§ Task statement: From the entries below, copy out every line with "insurance" in it.

* START Data provided *

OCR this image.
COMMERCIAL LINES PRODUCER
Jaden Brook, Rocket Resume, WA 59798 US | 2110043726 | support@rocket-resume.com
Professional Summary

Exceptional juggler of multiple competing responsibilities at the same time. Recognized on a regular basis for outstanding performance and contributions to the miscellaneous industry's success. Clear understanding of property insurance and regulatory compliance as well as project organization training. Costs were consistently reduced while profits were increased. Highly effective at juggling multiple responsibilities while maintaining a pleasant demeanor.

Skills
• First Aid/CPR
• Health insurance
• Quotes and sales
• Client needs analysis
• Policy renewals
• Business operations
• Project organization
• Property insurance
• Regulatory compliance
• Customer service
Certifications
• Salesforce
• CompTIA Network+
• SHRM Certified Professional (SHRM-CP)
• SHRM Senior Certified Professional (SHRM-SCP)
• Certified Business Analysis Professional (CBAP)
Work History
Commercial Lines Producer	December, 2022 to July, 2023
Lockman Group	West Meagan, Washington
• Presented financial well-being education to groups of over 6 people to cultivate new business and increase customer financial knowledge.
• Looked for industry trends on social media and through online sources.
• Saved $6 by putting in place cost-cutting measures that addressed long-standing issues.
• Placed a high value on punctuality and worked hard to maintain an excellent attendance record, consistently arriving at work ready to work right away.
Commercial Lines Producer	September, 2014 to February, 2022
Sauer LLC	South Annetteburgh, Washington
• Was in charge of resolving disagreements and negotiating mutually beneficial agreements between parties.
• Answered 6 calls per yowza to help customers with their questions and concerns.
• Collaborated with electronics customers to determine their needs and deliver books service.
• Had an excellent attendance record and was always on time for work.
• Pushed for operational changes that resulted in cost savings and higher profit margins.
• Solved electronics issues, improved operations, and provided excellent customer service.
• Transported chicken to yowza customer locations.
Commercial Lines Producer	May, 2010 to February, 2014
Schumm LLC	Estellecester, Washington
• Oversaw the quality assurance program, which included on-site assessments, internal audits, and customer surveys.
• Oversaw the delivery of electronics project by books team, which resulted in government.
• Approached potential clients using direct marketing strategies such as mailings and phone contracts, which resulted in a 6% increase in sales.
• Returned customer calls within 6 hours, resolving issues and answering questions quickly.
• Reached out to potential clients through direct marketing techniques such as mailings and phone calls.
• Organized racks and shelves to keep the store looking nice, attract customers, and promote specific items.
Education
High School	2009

* END Data provided *

§ Solution:
Exceptional juggler of multiple competing responsibilities at the same time. Recognized on a regular basis for outstanding performance and contributions to the miscellaneous industry's success. Clear understanding of property insurance and regulatory compliance as well as project organization training. Costs were consistently reduced while profits were increased. Highly effective at juggling multiple responsibilities while maintaining a pleasant demeanor.
• Health insurance
• Property insurance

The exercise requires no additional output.